## start Dataset content

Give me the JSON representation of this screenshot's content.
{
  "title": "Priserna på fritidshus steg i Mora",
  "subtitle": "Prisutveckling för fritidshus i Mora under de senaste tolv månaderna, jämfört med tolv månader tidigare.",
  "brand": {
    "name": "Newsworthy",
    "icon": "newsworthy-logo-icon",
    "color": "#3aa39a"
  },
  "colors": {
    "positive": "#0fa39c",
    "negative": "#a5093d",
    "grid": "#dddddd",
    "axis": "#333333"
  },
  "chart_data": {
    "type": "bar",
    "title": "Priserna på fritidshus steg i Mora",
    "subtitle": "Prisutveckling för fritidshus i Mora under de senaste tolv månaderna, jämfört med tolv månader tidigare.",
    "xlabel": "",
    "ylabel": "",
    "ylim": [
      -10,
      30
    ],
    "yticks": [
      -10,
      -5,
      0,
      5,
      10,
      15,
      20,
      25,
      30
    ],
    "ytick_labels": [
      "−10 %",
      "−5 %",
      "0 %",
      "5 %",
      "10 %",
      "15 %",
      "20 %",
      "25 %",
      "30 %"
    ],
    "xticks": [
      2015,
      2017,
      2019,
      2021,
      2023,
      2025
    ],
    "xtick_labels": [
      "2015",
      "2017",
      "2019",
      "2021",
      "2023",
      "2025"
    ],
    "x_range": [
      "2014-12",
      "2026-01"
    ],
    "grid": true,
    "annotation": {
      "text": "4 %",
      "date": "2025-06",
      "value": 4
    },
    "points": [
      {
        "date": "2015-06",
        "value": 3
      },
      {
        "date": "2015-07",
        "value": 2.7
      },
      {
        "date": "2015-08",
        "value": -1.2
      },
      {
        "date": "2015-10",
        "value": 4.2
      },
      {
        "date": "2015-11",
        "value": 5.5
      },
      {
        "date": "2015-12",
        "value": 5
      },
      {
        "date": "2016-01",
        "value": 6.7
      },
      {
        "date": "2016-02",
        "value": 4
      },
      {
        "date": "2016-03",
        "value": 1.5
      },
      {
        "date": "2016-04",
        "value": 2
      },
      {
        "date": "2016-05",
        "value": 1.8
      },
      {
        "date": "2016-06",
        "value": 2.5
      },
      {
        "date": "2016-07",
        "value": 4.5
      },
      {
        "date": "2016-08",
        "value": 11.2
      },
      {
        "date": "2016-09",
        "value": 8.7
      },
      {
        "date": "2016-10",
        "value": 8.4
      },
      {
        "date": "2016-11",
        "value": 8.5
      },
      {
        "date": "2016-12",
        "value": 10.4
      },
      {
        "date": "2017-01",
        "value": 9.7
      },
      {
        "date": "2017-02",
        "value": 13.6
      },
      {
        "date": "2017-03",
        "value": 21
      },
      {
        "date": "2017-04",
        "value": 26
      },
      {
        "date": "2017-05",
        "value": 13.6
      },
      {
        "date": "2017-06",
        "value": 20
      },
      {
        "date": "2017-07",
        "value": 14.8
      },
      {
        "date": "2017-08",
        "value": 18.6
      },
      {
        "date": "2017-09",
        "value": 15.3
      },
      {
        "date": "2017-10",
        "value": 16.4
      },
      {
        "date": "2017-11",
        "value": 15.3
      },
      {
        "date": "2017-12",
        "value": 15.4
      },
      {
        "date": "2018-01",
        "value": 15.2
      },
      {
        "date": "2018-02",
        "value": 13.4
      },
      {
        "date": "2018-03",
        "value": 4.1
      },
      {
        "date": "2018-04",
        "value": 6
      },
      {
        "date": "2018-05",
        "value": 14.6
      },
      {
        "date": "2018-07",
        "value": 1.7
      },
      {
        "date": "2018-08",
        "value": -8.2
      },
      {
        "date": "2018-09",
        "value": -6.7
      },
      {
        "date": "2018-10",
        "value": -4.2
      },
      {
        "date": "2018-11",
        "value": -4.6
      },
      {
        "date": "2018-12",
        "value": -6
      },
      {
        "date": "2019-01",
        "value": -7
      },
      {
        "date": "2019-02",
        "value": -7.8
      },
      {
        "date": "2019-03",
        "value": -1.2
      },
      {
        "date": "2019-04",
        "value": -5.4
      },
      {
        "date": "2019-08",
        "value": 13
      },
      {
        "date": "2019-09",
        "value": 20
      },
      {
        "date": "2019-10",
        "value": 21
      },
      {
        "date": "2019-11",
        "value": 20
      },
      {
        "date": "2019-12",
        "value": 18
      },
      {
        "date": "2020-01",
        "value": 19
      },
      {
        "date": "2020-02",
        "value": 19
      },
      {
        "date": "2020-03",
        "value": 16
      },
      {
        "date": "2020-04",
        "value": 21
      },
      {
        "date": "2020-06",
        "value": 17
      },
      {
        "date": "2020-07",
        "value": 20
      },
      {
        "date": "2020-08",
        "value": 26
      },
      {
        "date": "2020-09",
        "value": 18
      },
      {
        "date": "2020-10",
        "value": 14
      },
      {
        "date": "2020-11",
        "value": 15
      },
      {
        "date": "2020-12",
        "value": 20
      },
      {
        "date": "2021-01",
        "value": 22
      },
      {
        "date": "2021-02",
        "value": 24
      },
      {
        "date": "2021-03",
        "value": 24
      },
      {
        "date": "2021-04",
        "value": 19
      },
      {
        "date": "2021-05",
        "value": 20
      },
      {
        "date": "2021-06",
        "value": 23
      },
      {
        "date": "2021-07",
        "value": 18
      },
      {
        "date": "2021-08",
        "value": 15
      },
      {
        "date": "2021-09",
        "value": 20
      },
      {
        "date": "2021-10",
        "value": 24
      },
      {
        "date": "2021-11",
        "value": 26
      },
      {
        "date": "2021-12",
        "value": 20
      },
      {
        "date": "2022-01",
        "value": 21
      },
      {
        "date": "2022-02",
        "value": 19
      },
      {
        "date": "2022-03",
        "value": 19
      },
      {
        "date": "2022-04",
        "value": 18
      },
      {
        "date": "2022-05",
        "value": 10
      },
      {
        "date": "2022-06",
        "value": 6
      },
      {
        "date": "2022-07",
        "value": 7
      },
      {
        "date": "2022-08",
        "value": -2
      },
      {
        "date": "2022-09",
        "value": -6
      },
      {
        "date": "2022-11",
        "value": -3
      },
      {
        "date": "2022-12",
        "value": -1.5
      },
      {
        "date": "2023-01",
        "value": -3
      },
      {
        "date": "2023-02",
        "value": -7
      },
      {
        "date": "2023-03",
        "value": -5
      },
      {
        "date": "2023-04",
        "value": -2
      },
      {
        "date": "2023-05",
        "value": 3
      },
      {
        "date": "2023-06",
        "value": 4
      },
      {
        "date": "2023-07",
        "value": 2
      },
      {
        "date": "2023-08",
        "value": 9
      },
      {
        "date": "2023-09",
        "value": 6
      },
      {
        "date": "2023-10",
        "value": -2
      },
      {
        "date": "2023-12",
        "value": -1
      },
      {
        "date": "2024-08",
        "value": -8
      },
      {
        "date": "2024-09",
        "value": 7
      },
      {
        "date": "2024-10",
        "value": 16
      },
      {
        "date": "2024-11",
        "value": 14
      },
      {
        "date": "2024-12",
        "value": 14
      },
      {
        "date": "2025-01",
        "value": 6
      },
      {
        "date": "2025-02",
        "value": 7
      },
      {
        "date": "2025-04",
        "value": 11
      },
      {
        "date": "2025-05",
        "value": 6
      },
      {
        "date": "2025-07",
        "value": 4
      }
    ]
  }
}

## end Dataset content

* [What you are asked to do]: Where a line of the material above holds the string "senaste", copy that line.

* [Output of the exercise]:
  "subtitle": "Prisutveckling för fritidshus i Mora under de senaste tolv månaderna, jämfört med tolv månader tidigare.",
    "subtitle": "Prisutveckling för fritidshus i Mora under de senaste tolv månaderna, jämfört med tolv månader tidigare.",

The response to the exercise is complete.